>> Start PROVIDED MATERIAL

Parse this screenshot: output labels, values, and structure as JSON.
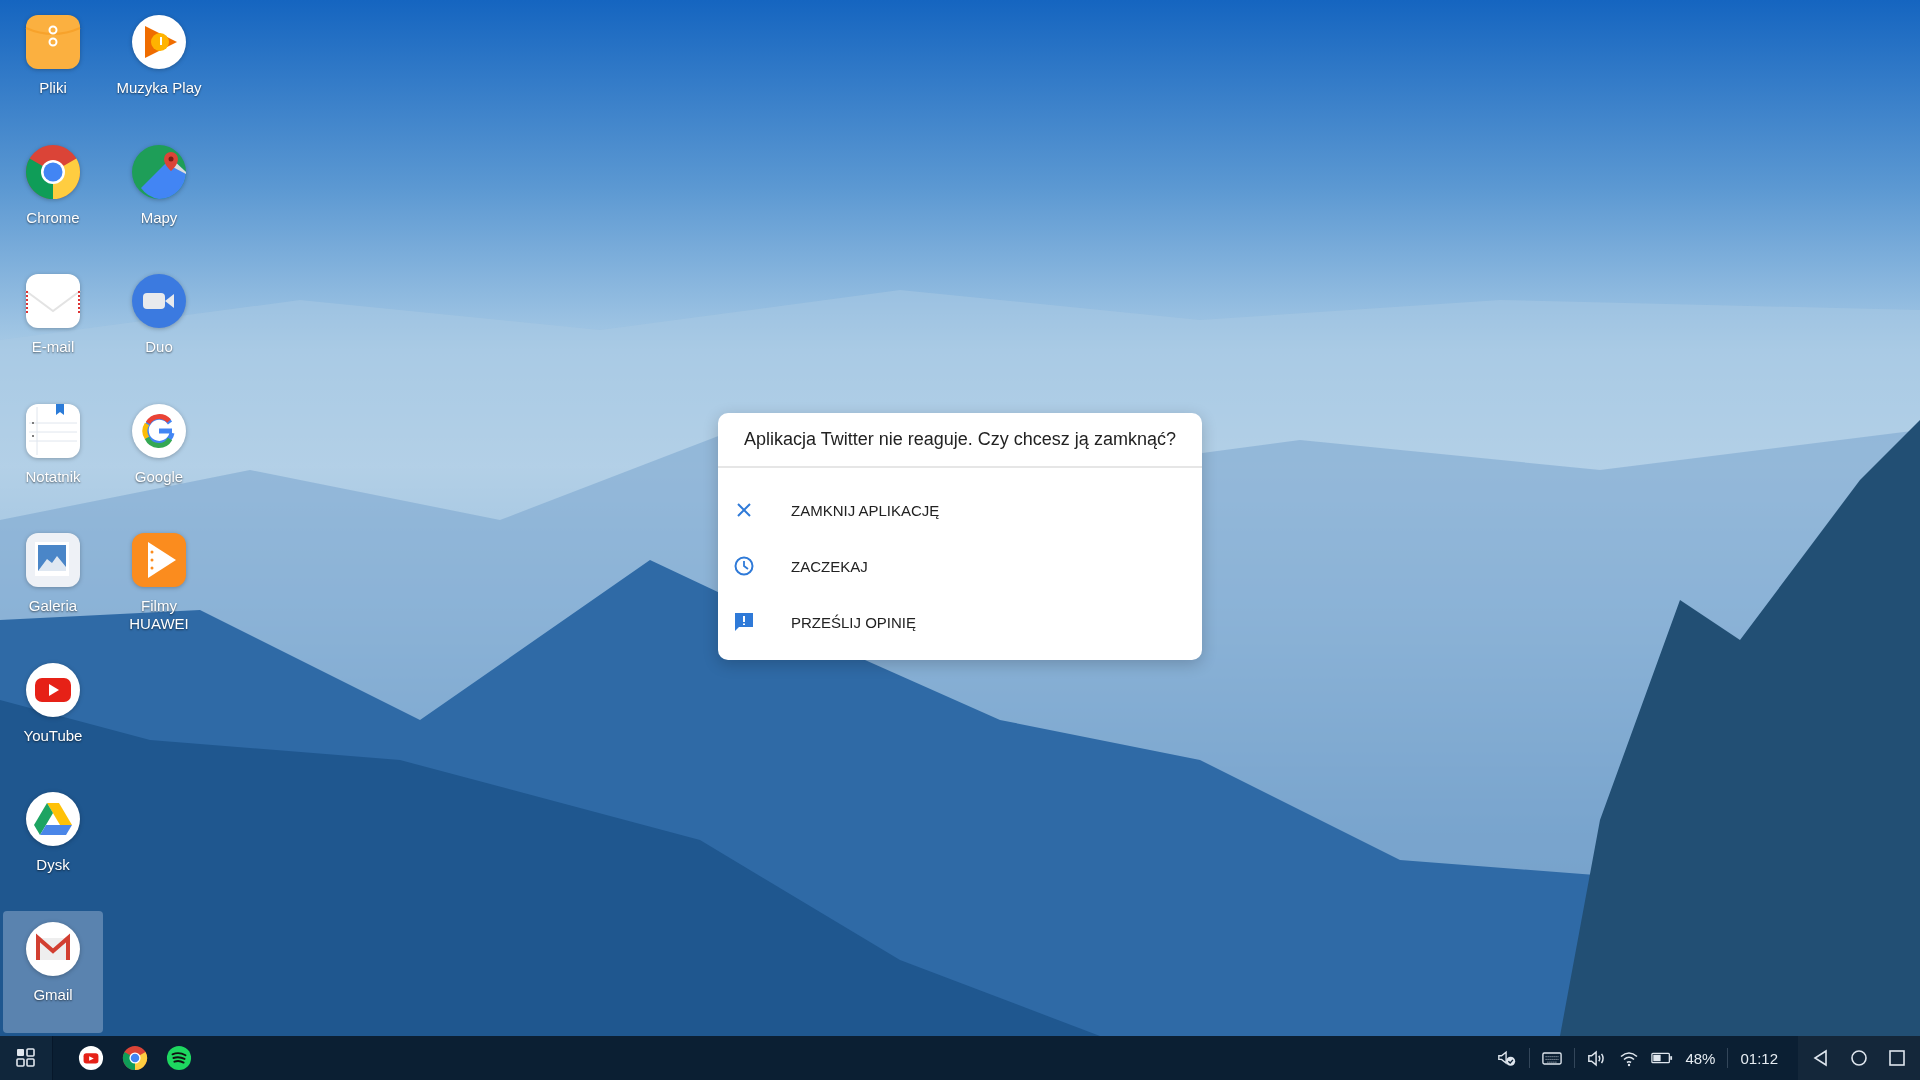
{
  "desktop_icons": [
    {
      "label": "Pliki",
      "kind": "files",
      "selected": false
    },
    {
      "label": "Chrome",
      "kind": "chrome",
      "selected": false
    },
    {
      "label": "E-mail",
      "kind": "email",
      "selected": false
    },
    {
      "label": "Notatnik",
      "kind": "notes",
      "selected": false
    },
    {
      "label": "Galeria",
      "kind": "gallery",
      "selected": false
    },
    {
      "label": "YouTube",
      "kind": "youtube",
      "selected": false
    },
    {
      "label": "Dysk",
      "kind": "drive",
      "selected": false
    },
    {
      "label": "Gmail",
      "kind": "gmail",
      "selected": true
    },
    {
      "label": "Muzyka Play",
      "kind": "music",
      "selected": false
    },
    {
      "label": "Mapy",
      "kind": "maps",
      "selected": false
    },
    {
      "label": "Duo",
      "kind": "duo",
      "selected": false
    },
    {
      "label": "Google",
      "kind": "google",
      "selected": false
    },
    {
      "label": "Filmy HUAWEI",
      "kind": "videos",
      "selected": false
    }
  ],
  "dialog": {
    "message": "Aplikacja Twitter nie reaguje. Czy chcesz ją zamknąć?",
    "actions": [
      {
        "label": "ZAMKNIJ APLIKACJĘ",
        "kind": "close"
      },
      {
        "label": "ZACZEKAJ",
        "kind": "wait"
      },
      {
        "label": "PRZEŚLIJ OPINIĘ",
        "kind": "feedback"
      }
    ]
  },
  "taskbar": {
    "battery_percent": "48%",
    "time": "01:12"
  }
}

>> End PROVIDED MATERIAL

Quote the preceding records in their entirety, excluding every picture.

Parse this screenshot: output labels, values, and structure as JSON.
{
  "desktop_icons": [
    {
      "label": "Pliki",
      "kind": "files",
      "selected": false
    },
    {
      "label": "Chrome",
      "kind": "chrome",
      "selected": false
    },
    {
      "label": "E-mail",
      "kind": "email",
      "selected": false
    },
    {
      "label": "Notatnik",
      "kind": "notes",
      "selected": false
    },
    {
      "label": "Galeria",
      "kind": "gallery",
      "selected": false
    },
    {
      "label": "YouTube",
      "kind": "youtube",
      "selected": false
    },
    {
      "label": "Dysk",
      "kind": "drive",
      "selected": false
    },
    {
      "label": "Gmail",
      "kind": "gmail",
      "selected": true
    },
    {
      "label": "Muzyka Play",
      "kind": "music",
      "selected": false
    },
    {
      "label": "Mapy",
      "kind": "maps",
      "selected": false
    },
    {
      "label": "Duo",
      "kind": "duo",
      "selected": false
    },
    {
      "label": "Google",
      "kind": "google",
      "selected": false
    },
    {
      "label": "Filmy HUAWEI",
      "kind": "videos",
      "selected": false
    }
  ],
  "dialog": {
    "message": "Aplikacja Twitter nie reaguje. Czy chcesz ją zamknąć?",
    "actions": [
      {
        "label": "ZAMKNIJ APLIKACJĘ",
        "kind": "close"
      },
      {
        "label": "ZACZEKAJ",
        "kind": "wait"
      },
      {
        "label": "PRZEŚLIJ OPINIĘ",
        "kind": "feedback"
      }
    ]
  },
  "taskbar": {
    "battery_percent": "48%",
    "time": "01:12"
  }
}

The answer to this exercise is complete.